| EXERCISE DIRECTIONS |
Nothing may be dropped or altered: reproduce all the data.

☆ ☆ ☆ ☆

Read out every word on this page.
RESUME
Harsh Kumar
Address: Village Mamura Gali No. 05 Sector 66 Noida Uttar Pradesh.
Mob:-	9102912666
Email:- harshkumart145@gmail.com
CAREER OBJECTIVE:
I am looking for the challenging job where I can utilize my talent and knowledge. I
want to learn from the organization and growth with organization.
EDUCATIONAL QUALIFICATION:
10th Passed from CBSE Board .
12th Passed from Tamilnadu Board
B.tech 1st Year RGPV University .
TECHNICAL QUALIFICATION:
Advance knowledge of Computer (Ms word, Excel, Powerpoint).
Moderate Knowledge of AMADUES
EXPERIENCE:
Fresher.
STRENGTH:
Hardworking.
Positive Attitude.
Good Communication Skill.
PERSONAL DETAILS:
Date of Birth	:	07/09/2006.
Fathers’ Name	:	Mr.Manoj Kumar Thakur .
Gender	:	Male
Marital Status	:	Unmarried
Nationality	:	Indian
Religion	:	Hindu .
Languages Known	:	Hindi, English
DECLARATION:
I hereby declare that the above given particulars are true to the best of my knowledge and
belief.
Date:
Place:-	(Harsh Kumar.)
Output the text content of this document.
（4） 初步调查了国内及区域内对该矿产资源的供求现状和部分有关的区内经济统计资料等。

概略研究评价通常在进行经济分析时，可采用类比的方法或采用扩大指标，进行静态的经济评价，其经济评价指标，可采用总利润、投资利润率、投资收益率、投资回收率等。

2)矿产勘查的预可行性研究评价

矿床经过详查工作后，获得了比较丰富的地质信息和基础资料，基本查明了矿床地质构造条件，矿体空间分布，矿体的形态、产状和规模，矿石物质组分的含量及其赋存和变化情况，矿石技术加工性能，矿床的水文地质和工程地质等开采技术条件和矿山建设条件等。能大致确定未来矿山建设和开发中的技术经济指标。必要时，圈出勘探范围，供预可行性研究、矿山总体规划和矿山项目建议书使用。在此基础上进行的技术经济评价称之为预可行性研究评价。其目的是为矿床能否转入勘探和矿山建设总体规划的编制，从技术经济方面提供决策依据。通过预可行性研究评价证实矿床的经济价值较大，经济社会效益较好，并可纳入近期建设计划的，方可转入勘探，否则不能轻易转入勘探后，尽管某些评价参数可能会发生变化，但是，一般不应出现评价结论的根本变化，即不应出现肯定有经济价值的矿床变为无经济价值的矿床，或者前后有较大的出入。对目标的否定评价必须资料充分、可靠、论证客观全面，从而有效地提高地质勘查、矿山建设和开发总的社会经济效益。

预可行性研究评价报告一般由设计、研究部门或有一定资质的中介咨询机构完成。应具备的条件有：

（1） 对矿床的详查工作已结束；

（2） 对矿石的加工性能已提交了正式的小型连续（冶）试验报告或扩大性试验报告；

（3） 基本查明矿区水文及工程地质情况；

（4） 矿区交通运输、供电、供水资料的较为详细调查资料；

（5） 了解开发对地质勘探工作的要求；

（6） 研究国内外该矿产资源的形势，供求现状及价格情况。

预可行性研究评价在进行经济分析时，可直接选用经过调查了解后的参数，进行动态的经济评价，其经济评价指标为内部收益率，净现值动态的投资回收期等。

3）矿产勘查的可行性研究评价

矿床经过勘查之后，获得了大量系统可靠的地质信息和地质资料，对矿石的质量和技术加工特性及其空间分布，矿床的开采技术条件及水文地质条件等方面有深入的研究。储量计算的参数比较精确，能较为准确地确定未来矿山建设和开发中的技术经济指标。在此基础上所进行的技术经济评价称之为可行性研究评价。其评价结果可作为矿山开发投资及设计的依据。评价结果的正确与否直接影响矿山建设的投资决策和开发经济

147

☆ ☆ ☆ ☆

| SOLUTION TO THE EXERCISE |
Read out every word on this page.
RESUME
Harsh Kumar
Address: Village Mamura Gali No. 05 Sector 66 Noida Uttar Pradesh.
Mob:-	9102912666
Email:- harshkumart145@gmail.com
CAREER OBJECTIVE:
I am looking for the challenging job where I can utilize my talent and knowledge. I
want to learn from the organization and growth with organization.
EDUCATIONAL QUALIFICATION:
10th Passed from CBSE Board .
12th Passed from Tamilnadu Board
B.tech 1st Year RGPV University .
TECHNICAL QUALIFICATION:
Advance knowledge of Computer (Ms word, Excel, Powerpoint).
Moderate Knowledge of AMADUES
EXPERIENCE:
Fresher.
STRENGTH:
Hardworking.
Positive Attitude.
Good Communication Skill.
PERSONAL DETAILS:
Date of Birth	:	07/09/2006.
Fathers’ Name	:	Mr.Manoj Kumar Thakur .
Gender	:	Male
Marital Status	:	Unmarried
Nationality	:	Indian
Religion	:	Hindu .
Languages Known	:	Hindi, English
DECLARATION:
I hereby declare that the above given particulars are true to the best of my knowledge and
belief.
Date:
Place:-	(Harsh Kumar.)
Output the text content of this document.
（4） 初步调查了国内及区域内对该矿产资源的供求现状和部分有关的区内经济统计资料等。

概略研究评价通常在进行经济分析时，可采用类比的方法或采用扩大指标，进行静态的经济评价，其经济评价指标，可采用总利润、投资利润率、投资收益率、投资回收率等。

2)矿产勘查的预可行性研究评价

矿床经过详查工作后，获得了比较丰富的地质信息和基础资料，基本查明了矿床地质构造条件，矿体空间分布，矿体的形态、产状和规模，矿石物质组分的含量及其赋存和变化情况，矿石技术加工性能，矿床的水文地质和工程地质等开采技术条件和矿山建设条件等。能大致确定未来矿山建设和开发中的技术经济指标。必要时，圈出勘探范围，供预可行性研究、矿山总体规划和矿山项目建议书使用。在此基础上进行的技术经济评价称之为预可行性研究评价。其目的是为矿床能否转入勘探和矿山建设总体规划的编制，从技术经济方面提供决策依据。通过预可行性研究评价证实矿床的经济价值较大，经济社会效益较好，并可纳入近期建设计划的，方可转入勘探，否则不能轻易转入勘探后，尽管某些评价参数可能会发生变化，但是，一般不应出现评价结论的根本变化，即不应出现肯定有经济价值的矿床变为无经济价值的矿床，或者前后有较大的出入。对目标的否定评价必须资料充分、可靠、论证客观全面，从而有效地提高地质勘查、矿山建设和开发总的社会经济效益。

预可行性研究评价报告一般由设计、研究部门或有一定资质的中介咨询机构完成。应具备的条件有：

（1） 对矿床的详查工作已结束；

（2） 对矿石的加工性能已提交了正式的小型连续（冶）试验报告或扩大性试验报告；

（3） 基本查明矿区水文及工程地质情况；

（4） 矿区交通运输、供电、供水资料的较为详细调查资料；

（5） 了解开发对地质勘探工作的要求；

（6） 研究国内外该矿产资源的形势，供求现状及价格情况。

预可行性研究评价在进行经济分析时，可直接选用经过调查了解后的参数，进行动态的经济评价，其经济评价指标为内部收益率，净现值动态的投资回收期等。

3）矿产勘查的可行性研究评价

矿床经过勘查之后，获得了大量系统可靠的地质信息和地质资料，对矿石的质量和技术加工特性及其空间分布，矿床的开采技术条件及水文地质条件等方面有深入的研究。储量计算的参数比较精确，能较为准确地确定未来矿山建设和开发中的技术经济指标。在此基础上所进行的技术经济评价称之为可行性研究评价。其评价结果可作为矿山开发投资及设计的依据。评价结果的正确与否直接影响矿山建设的投资决策和开发经济

147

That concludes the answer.